* _SHORT TASK_: Copy out the entries in full and with complete accuracy; pictures are excluded.

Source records
□ □ □ □ □
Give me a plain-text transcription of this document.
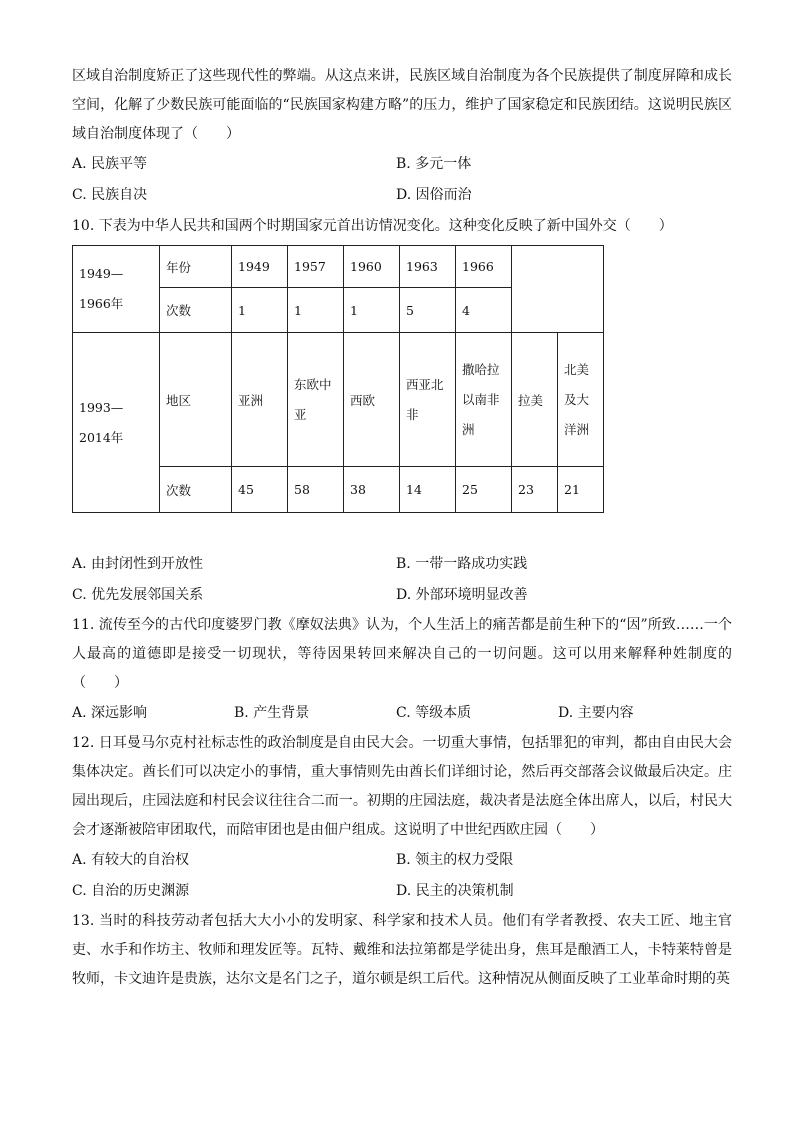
区域自治制度矫正了这些现代性的弊端。从这点来讲，民族区域自治制度为各个民族提供了制度屏障和成长空间，化解了少数民族可能面临的“民族国家构建方略”的压力，维护了国家稳定和民族团结。这说明民族区域自治制度体现了（　　）

A. 民族平等	B. 多元一体
C. 民族自决	D. 因俗而治

10. 下表为中华人民共和国两个时期国家元首出访情况变化。这种变化反映了新中国外交（　　）

1949—1966年	年份	1949	1957	1960	1963	1966		
	次数	1	1	1	5	4		
1993—2014年	地区	亚洲	东欧中亚	西欧	西亚北非	撒哈拉以南非洲	拉美	北美及大洋洲
	次数	45	58	38	14	25	23	21
A. 由封闭性到开放性	B. 一带一路成功实践
C. 优先发展邻国关系	D. 外部环境明显改善

11. 流传至今的古代印度婆罗门教《摩奴法典》认为，个人生活上的痛苦都是前生种下的“因”所致……一个人最高的道德即是接受一切现状，等待因果转回来解决自己的一切问题。这可以用来解释种姓制度的（　　）

A. 深远影响	B. 产生背景	C. 等级本质	D. 主要内容

12. 日耳曼马尔克村社标志性的政治制度是自由民大会。一切重大事情，包括罪犯的审判，都由自由民大会集体决定。酋长们可以决定小的事情，重大事情则先由酋长们详细讨论，然后再交部落会议做最后决定。庄园出现后，庄园法庭和村民会议往往合二而一。初期的庄园法庭，裁决者是法庭全体出席人，以后，村民大会才逐渐被陪审团取代，而陪审团也是由佃户组成。这说明了中世纪西欧庄园（　　）

A. 有较大的自治权	B. 领主的权力受限
C. 自治的历史渊源	D. 民主的决策机制

13. 当时的科技劳动者包括大大小小的发明家、科学家和技术人员。他们有学者教授、农夫工匠、地主官吏、水手和作坊主、牧师和理发匠等。瓦特、戴维和法拉第都是学徒出身，焦耳是酿酒工人，卡特莱特曾是牧师，卡文迪许是贵族，达尔文是名门之子，道尔顿是织工后代。这种情况从侧面反映了工业革命时期的英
□ □ □ □ □
* _COMPLETED TASK_:
Give me a plain-text transcription of this document.
区域自治制度矫正了这些现代性的弊端。从这点来讲，民族区域自治制度为各个民族提供了制度屏障和成长空间，化解了少数民族可能面临的“民族国家构建方略”的压力，维护了国家稳定和民族团结。这说明民族区域自治制度体现了（　　）

A. 民族平等	B. 多元一体
C. 民族自决	D. 因俗而治

10. 下表为中华人民共和国两个时期国家元首出访情况变化。这种变化反映了新中国外交（　　）

1949—1966年	年份	1949	1957	1960	1963	1966		
	次数	1	1	1	5	4		
1993—2014年	地区	亚洲	东欧中亚	西欧	西亚北非	撒哈拉以南非洲	拉美	北美及大洋洲
	次数	45	58	38	14	25	23	21
A. 由封闭性到开放性	B. 一带一路成功实践
C. 优先发展邻国关系	D. 外部环境明显改善

11. 流传至今的古代印度婆罗门教《摩奴法典》认为，个人生活上的痛苦都是前生种下的“因”所致……一个人最高的道德即是接受一切现状，等待因果转回来解决自己的一切问题。这可以用来解释种姓制度的（　　）

A. 深远影响	B. 产生背景	C. 等级本质	D. 主要内容

12. 日耳曼马尔克村社标志性的政治制度是自由民大会。一切重大事情，包括罪犯的审判，都由自由民大会集体决定。酋长们可以决定小的事情，重大事情则先由酋长们详细讨论，然后再交部落会议做最后决定。庄园出现后，庄园法庭和村民会议往往合二而一。初期的庄园法庭，裁决者是法庭全体出席人，以后，村民大会才逐渐被陪审团取代，而陪审团也是由佃户组成。这说明了中世纪西欧庄园（　　）

A. 有较大的自治权	B. 领主的权力受限
C. 自治的历史渊源	D. 民主的决策机制

13. 当时的科技劳动者包括大大小小的发明家、科学家和技术人员。他们有学者教授、农夫工匠、地主官吏、水手和作坊主、牧师和理发匠等。瓦特、戴维和法拉第都是学徒出身，焦耳是酿酒工人，卡特莱特曾是牧师，卡文迪许是贵族，达尔文是名门之子，道尔顿是织工后代。这种情况从侧面反映了工业革命时期的英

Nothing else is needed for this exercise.